TASK: All of the material should be reproduced exactly, with pictures left out.

[Dataset records]
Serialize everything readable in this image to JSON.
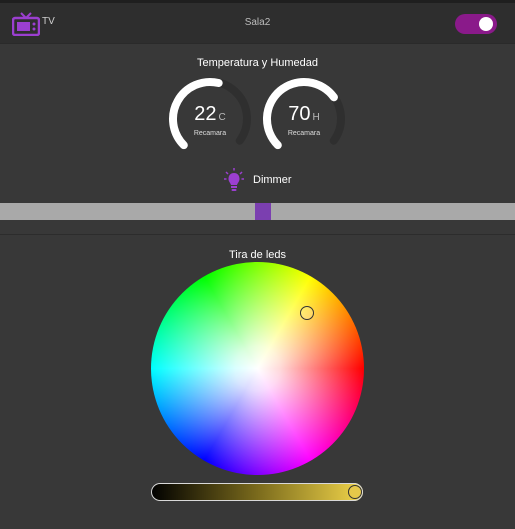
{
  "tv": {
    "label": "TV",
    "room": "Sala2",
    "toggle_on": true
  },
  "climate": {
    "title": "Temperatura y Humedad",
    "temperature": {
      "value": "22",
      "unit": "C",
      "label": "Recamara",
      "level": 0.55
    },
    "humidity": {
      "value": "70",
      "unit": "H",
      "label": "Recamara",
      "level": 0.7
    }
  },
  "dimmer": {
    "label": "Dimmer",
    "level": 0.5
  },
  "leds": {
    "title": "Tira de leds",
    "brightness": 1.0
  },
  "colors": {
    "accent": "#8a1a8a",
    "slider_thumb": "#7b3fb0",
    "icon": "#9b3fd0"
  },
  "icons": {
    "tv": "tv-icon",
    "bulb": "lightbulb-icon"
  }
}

SOLUTION FOR THIS EXERCISE:
Serialize everything readable in this image to JSON.
{
  "tv": {
    "label": "TV",
    "room": "Sala2",
    "toggle_on": true
  },
  "climate": {
    "title": "Temperatura y Humedad",
    "temperature": {
      "value": "22",
      "unit": "C",
      "label": "Recamara",
      "level": 0.55
    },
    "humidity": {
      "value": "70",
      "unit": "H",
      "label": "Recamara",
      "level": 0.7
    }
  },
  "dimmer": {
    "label": "Dimmer",
    "level": 0.5
  },
  "leds": {
    "title": "Tira de leds",
    "brightness": 1.0
  },
  "colors": {
    "accent": "#8a1a8a",
    "slider_thumb": "#7b3fb0",
    "icon": "#9b3fd0"
  },
  "icons": {
    "tv": "tv-icon",
    "bulb": "lightbulb-icon"
  }
}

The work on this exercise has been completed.